Dataset records:

##############################

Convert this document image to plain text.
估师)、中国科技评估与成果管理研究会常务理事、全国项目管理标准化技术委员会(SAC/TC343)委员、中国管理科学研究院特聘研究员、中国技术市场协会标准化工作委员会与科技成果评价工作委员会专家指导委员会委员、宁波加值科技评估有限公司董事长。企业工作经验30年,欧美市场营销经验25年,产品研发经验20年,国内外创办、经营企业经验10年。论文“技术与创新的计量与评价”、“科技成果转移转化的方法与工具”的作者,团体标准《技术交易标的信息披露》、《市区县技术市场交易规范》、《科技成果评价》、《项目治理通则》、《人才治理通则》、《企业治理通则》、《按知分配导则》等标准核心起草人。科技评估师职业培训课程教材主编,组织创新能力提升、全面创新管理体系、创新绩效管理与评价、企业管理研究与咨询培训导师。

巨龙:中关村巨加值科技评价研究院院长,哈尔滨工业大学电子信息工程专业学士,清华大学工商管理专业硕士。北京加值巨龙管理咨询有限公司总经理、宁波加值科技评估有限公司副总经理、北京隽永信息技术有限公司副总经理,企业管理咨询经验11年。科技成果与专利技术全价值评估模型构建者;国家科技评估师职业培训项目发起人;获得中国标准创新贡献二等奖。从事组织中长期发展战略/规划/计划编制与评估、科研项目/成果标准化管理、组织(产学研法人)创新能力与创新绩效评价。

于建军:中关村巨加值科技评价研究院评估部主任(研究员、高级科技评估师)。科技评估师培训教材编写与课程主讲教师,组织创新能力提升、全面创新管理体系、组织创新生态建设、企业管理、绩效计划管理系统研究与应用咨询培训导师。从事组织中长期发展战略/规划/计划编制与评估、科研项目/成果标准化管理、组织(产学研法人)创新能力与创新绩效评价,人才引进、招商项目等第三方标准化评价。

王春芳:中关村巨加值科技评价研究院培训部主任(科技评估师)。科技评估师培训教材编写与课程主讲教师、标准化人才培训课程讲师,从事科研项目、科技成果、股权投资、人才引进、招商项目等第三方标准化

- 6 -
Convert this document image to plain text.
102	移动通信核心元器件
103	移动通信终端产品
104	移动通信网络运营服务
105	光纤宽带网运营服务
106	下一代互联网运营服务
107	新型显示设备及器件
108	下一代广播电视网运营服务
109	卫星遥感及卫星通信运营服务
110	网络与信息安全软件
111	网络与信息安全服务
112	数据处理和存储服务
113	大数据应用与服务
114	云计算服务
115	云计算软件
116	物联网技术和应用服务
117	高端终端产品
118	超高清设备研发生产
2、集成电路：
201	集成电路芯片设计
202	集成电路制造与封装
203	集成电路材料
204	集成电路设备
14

##############################

**What this task involves:**
Restate the whole listing exactly, leaving out nothing.

**Result:**
Convert this document image to plain text.
估师)、中国科技评估与成果管理研究会常务理事、全国项目管理标准化技术委员会(SAC/TC343)委员、中国管理科学研究院特聘研究员、中国技术市场协会标准化工作委员会与科技成果评价工作委员会专家指导委员会委员、宁波加值科技评估有限公司董事长。企业工作经验30年,欧美市场营销经验25年,产品研发经验20年,国内外创办、经营企业经验10年。论文“技术与创新的计量与评价”、“科技成果转移转化的方法与工具”的作者,团体标准《技术交易标的信息披露》、《市区县技术市场交易规范》、《科技成果评价》、《项目治理通则》、《人才治理通则》、《企业治理通则》、《按知分配导则》等标准核心起草人。科技评估师职业培训课程教材主编,组织创新能力提升、全面创新管理体系、创新绩效管理与评价、企业管理研究与咨询培训导师。

巨龙:中关村巨加值科技评价研究院院长,哈尔滨工业大学电子信息工程专业学士,清华大学工商管理专业硕士。北京加值巨龙管理咨询有限公司总经理、宁波加值科技评估有限公司副总经理、北京隽永信息技术有限公司副总经理,企业管理咨询经验11年。科技成果与专利技术全价值评估模型构建者;国家科技评估师职业培训项目发起人;获得中国标准创新贡献二等奖。从事组织中长期发展战略/规划/计划编制与评估、科研项目/成果标准化管理、组织(产学研法人)创新能力与创新绩效评价。

于建军:中关村巨加值科技评价研究院评估部主任(研究员、高级科技评估师)。科技评估师培训教材编写与课程主讲教师,组织创新能力提升、全面创新管理体系、组织创新生态建设、企业管理、绩效计划管理系统研究与应用咨询培训导师。从事组织中长期发展战略/规划/计划编制与评估、科研项目/成果标准化管理、组织(产学研法人)创新能力与创新绩效评价,人才引进、招商项目等第三方标准化评价。

王春芳:中关村巨加值科技评价研究院培训部主任(科技评估师)。科技评估师培训教材编写与课程主讲教师、标准化人才培训课程讲师,从事科研项目、科技成果、股权投资、人才引进、招商项目等第三方标准化

- 6 -
Convert this document image to plain text.
102	移动通信核心元器件
103	移动通信终端产品
104	移动通信网络运营服务
105	光纤宽带网运营服务
106	下一代互联网运营服务
107	新型显示设备及器件
108	下一代广播电视网运营服务
109	卫星遥感及卫星通信运营服务
110	网络与信息安全软件
111	网络与信息安全服务
112	数据处理和存储服务
113	大数据应用与服务
114	云计算服务
115	云计算软件
116	物联网技术和应用服务
117	高端终端产品
118	超高清设备研发生产
2、集成电路：
201	集成电路芯片设计
202	集成电路制造与封装
203	集成电路材料
204	集成电路设备
14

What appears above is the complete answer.